◆ **Documento de origem**
»»

O presidente do Tribunal de Contas, João da Cruz Silva, confirmou hoje à imprensa que a instituição está empenhada numa auditoria para esclarecer todos os detalhes em torno do caso da Primeira-Dama. As declarações foram feitas na Assembleia Nacional, onde Silva assegurou que os resultados serão apresentados ao país assim que possível.
Em declarações à imprensa hoje na Assembleia Nacional, João da Cruz Silva, presidente do Tribunal de Contas, anunciou que a instituição está a conduzir uma auditoria abrangente para esclarecer os dados relacionados ao caso da Primeira-Dama.
Em meio a especulações, Silva enfatizou que o Tribunal não emitirá um parecer, mas sim apresentará os resultados da auditoria.
“O Tribunal de Contas não vai emitir um parecer. Já tomamos a iniciativa que já está em curso o trabalho no sentido de fazer uma auditoria, apurar todos os dados e depois apresentar o nosso resultado. O certo é que já estamos no terreno a trabalhar e tão breve quanto possível apresentaremos o resultado ao país,” afirmou João da Cruz Silva.
Ao ser questionado sobre a suspensão do salário da Primeira-Dama pelo Chefe de Estado, Silva optou por não comentar antecipadamente, destacando a importância de aguardar a decisão do Tribunal.
“Não quero pronunciar antecipadamente antes da decisão do Tribunal. Não posso estar aqui se calhar a fazer justiça através da comunicação social, de modo que aguardaremos mais um pouco para depois todo o povo cabo-verdiano conhecer os dados do nosso trabalho,” ressaltou.

««

◆ **Conjunto de exercícios**
(a) Na notícia sobre a auditoria do Tribunal de Contas, em que local João da Cruz Silva falou à imprensa?
(b) Por favor, dê continuidade à notícia sobre a auditoria do Tribunal de Contas a partir do ponto em que ela termina.
As linhas abaixo são material à parte, sem relação com a notícia.

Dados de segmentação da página
»»

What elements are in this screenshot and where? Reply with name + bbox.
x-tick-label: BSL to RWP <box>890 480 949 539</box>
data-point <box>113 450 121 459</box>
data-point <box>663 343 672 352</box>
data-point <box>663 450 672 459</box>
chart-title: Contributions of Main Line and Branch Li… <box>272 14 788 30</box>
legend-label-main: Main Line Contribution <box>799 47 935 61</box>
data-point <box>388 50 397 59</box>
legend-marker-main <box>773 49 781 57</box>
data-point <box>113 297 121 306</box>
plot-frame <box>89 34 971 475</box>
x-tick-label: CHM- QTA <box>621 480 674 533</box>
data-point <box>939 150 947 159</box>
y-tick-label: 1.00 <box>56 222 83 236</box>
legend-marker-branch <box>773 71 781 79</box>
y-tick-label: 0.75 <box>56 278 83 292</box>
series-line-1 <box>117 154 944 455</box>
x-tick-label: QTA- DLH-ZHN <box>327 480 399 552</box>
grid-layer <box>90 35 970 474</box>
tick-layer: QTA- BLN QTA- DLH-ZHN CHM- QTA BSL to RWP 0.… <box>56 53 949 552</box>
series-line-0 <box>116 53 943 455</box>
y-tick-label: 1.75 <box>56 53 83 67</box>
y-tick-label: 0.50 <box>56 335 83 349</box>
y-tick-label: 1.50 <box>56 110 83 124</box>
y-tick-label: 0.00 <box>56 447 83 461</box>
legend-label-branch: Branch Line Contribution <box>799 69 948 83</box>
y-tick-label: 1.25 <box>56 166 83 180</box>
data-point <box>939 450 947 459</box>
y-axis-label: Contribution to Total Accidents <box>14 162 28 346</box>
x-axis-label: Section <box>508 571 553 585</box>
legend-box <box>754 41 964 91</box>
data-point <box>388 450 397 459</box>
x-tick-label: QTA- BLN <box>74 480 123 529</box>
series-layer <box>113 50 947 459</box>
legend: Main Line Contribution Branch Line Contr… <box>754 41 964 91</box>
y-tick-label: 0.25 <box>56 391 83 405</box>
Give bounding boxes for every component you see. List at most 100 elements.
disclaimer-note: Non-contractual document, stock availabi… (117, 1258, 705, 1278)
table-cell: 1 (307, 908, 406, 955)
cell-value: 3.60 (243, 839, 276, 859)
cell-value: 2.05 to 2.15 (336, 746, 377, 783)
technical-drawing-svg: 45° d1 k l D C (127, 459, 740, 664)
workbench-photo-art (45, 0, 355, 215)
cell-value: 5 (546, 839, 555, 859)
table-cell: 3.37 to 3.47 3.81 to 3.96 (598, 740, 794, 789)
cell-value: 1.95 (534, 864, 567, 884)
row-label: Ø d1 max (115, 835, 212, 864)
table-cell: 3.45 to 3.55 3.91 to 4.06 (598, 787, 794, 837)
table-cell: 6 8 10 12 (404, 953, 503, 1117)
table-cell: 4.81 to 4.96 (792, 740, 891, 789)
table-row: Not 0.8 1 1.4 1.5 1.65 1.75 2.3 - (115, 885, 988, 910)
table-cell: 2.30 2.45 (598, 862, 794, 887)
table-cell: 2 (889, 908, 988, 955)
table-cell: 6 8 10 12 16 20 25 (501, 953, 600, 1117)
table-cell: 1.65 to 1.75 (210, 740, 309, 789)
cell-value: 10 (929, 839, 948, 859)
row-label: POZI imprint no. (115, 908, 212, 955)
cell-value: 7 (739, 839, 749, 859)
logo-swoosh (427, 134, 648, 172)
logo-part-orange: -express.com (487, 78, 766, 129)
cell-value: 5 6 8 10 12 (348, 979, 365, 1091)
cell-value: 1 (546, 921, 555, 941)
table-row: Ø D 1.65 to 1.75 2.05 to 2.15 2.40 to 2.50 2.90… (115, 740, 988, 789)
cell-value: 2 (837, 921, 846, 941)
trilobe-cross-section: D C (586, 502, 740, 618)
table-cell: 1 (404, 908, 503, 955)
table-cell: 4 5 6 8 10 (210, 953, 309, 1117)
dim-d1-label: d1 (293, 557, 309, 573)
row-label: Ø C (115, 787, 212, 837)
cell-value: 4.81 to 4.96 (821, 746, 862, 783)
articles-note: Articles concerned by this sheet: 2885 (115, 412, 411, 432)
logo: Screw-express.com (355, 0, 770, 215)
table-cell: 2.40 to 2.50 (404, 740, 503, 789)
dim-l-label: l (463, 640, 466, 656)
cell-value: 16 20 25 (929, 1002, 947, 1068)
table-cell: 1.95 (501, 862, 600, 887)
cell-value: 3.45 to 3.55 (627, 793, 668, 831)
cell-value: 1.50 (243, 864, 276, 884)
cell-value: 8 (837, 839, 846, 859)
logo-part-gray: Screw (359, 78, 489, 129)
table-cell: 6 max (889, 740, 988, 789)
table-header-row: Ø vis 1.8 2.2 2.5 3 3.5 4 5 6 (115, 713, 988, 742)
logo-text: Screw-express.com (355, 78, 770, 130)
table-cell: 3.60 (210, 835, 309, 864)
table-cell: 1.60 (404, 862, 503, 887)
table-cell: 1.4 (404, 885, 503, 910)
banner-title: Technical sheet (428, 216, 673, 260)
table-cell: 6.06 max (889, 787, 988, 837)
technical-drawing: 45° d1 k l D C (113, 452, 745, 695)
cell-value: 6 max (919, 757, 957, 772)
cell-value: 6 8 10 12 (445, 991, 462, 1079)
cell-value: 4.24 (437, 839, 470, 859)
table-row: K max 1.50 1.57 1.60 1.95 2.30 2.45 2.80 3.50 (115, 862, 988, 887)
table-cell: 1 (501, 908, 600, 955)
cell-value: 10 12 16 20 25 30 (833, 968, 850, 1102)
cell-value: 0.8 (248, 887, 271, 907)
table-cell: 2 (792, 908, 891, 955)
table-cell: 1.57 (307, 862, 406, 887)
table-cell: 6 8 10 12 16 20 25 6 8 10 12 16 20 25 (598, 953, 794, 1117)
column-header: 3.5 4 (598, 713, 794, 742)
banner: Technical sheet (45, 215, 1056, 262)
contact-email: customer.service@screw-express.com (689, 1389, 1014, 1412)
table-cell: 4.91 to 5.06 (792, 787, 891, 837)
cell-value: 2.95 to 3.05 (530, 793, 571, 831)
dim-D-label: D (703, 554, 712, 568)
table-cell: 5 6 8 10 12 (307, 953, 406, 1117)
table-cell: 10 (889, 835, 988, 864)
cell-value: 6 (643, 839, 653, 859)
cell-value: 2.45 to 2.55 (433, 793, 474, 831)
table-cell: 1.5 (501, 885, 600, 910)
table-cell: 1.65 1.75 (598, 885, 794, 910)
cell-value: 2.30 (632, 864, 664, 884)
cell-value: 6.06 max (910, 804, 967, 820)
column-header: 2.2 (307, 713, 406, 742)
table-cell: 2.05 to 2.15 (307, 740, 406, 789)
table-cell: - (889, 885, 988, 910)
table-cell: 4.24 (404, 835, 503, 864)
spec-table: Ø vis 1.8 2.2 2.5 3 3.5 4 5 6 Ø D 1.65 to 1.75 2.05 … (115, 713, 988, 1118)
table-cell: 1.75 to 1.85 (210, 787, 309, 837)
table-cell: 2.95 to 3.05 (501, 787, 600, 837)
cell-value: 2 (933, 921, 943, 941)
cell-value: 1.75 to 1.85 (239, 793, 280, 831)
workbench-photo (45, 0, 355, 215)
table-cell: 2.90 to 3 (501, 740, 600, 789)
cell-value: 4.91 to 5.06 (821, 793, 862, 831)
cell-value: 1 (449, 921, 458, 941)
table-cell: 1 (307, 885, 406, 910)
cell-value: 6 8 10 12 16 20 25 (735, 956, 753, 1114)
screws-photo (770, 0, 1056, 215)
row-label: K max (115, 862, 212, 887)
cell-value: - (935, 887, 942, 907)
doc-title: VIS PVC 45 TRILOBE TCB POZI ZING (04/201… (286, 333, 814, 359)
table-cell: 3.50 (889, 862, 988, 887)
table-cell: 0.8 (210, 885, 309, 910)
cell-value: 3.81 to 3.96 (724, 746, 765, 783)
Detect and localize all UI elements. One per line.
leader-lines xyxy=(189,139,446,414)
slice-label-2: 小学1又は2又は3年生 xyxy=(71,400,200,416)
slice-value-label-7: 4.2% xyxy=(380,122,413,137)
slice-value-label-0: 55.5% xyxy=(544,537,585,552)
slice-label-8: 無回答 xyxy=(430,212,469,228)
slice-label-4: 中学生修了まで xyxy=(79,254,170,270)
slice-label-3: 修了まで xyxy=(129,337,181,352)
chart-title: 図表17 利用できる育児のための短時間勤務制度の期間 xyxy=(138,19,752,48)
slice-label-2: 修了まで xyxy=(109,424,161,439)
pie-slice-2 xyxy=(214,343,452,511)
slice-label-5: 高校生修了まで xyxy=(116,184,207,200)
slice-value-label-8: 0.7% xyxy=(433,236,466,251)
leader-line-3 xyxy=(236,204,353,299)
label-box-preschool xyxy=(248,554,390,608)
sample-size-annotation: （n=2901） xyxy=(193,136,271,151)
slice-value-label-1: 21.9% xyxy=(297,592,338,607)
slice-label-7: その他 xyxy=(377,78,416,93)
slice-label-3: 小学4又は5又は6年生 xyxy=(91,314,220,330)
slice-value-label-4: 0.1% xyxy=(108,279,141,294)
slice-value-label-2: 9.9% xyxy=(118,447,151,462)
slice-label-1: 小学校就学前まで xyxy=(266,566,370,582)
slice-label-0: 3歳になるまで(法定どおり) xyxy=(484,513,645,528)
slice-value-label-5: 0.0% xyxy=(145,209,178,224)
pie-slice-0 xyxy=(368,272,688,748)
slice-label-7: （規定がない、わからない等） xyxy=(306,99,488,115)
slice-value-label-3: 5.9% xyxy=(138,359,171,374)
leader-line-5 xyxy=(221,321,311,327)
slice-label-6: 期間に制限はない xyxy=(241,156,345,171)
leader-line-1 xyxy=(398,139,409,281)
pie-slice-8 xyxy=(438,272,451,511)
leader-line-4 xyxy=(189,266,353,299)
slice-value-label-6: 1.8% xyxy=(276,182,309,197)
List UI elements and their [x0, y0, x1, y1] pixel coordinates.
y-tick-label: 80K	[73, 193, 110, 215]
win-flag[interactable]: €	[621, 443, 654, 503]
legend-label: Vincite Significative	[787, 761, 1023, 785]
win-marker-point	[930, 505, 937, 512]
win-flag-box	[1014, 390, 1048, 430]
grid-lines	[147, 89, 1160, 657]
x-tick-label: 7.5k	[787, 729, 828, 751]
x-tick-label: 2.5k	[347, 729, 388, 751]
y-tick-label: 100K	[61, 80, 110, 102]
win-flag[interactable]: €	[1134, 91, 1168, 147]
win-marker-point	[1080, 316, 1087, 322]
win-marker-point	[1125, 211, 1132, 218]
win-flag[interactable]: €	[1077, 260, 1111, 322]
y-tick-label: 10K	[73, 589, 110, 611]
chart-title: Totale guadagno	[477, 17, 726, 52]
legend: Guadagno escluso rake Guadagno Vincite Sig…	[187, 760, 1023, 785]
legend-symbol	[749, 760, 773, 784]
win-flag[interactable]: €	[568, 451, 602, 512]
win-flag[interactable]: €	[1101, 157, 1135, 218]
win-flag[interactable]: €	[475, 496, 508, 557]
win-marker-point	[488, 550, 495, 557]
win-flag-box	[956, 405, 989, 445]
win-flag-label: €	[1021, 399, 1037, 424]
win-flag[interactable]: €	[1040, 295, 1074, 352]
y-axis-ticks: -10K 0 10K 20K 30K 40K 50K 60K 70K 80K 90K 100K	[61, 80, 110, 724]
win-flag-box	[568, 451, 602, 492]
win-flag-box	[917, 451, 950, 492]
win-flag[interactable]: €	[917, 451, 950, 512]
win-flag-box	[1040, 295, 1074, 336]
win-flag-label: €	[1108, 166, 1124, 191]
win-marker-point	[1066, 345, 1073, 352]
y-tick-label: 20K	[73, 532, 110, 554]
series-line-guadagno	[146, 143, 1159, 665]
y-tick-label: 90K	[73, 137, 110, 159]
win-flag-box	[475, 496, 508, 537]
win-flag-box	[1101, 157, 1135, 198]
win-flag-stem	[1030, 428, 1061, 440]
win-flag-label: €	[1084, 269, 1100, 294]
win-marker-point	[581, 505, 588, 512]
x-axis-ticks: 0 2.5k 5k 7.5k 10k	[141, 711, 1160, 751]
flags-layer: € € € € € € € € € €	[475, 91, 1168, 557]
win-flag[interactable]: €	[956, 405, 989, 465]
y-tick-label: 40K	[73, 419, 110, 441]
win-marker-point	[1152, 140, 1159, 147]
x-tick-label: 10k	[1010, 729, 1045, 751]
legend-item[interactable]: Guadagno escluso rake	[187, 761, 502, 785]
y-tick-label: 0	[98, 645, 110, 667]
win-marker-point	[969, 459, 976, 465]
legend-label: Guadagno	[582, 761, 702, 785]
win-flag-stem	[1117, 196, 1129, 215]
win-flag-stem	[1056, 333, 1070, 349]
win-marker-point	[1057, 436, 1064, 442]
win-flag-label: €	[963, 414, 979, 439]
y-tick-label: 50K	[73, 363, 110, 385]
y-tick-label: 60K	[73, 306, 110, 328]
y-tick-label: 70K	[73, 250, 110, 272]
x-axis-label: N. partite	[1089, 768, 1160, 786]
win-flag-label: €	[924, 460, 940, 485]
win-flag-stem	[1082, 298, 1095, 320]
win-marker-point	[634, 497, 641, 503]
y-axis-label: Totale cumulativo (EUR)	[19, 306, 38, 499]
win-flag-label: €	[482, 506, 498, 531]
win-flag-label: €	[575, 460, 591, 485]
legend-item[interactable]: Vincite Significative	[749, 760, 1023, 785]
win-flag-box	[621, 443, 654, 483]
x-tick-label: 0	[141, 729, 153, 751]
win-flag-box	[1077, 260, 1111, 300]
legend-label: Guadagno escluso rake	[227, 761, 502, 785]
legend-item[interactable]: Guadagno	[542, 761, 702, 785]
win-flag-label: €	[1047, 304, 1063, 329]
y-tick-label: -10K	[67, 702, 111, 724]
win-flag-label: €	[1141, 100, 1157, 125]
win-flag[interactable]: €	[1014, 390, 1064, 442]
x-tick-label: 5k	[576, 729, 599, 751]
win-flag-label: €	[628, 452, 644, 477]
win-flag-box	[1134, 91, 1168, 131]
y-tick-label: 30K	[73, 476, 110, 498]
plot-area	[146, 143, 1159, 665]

««

◆ **Respostas por tarefa**
(a) Na Assembleia Nacional.

(b)
Quanto à discussão sobre a necessidade de um Estatuto para a Primeira-Dama, o presidente do Tribunal de Contas deixou claro que é uma questão para os políticos resolverem. “O Estatuto para a Primeira-dama acho que é uma questão que os políticos devem resolver e o Tribunal não pronunciar sobre isso e os políticos decidem e nós simplesmente vamos ver se a lei está ou não a ser aplicada”, comentou.
Recorde-se que ontem, o Presidente da UCID, João Santos Luís, apontou a existência de uma “certa incompatibilidade” na remuneração da Primeira-Dama em Cabo Verde, instando o parlamento e o sistema a encontrar uma solução regulamentar para a questão.
O partido defendeu que, ao invés de um salário, a Primeira-Dama deveria receber um “subsídio de cônjuge”, compensando a perda da sua remuneração ao dedicar-se exclusivamente ao papel.
Já o presidente do PAICV, Rui Semedo, exaltou a rapidez do Presidente da República em suspender o pagamento do salário e das regalias da primeira-dama e submeter o caso à avaliação e decisão das instâncias judiciais.